%%
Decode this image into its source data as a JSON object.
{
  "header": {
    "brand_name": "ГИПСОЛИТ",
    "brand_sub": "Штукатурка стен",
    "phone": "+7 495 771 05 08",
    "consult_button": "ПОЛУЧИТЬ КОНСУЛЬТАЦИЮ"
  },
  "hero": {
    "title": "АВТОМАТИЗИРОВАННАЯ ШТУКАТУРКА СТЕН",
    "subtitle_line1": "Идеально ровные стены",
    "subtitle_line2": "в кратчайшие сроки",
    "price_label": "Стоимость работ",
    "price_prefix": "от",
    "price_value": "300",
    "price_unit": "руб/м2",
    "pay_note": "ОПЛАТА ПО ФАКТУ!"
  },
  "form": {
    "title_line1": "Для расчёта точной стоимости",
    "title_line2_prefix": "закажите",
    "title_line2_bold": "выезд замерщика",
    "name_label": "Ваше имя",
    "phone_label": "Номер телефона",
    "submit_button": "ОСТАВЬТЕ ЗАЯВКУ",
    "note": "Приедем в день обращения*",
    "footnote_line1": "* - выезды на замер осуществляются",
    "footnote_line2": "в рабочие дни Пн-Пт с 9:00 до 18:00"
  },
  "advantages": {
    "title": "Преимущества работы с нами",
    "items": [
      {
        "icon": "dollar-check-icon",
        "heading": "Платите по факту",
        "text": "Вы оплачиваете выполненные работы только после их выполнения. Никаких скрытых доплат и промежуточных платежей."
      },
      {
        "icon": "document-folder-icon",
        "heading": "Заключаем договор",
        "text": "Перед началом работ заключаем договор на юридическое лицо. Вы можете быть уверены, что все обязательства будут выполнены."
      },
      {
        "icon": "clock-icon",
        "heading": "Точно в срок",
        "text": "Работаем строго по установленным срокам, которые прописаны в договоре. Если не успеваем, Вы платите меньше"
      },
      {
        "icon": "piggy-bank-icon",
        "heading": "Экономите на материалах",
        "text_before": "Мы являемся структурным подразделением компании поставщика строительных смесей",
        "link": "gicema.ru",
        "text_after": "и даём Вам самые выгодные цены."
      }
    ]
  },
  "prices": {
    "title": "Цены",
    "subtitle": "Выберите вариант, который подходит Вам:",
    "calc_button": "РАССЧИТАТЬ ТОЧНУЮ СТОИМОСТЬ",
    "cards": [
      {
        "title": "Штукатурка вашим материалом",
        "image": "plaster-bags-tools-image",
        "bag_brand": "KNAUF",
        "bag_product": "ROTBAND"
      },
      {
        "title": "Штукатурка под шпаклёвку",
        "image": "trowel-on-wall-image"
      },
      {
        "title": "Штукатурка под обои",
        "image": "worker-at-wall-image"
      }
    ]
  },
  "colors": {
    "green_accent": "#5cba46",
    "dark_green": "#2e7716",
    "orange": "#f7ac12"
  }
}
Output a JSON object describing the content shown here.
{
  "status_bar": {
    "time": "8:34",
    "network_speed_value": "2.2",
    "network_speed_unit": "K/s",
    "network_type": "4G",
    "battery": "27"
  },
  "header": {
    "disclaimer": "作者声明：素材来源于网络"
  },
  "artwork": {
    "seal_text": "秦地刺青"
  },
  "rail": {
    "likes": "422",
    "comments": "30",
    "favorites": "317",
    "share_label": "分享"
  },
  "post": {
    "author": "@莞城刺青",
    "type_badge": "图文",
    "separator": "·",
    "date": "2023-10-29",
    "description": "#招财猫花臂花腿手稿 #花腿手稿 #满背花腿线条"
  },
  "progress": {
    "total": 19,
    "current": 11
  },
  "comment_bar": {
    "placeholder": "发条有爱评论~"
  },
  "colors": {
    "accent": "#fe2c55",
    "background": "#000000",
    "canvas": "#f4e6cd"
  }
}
%%
What you will do
Find every line that holds "object" and copy it.

Finished task
Decode this image into its source data as a JSON object.
Output a JSON object describing the content shown here.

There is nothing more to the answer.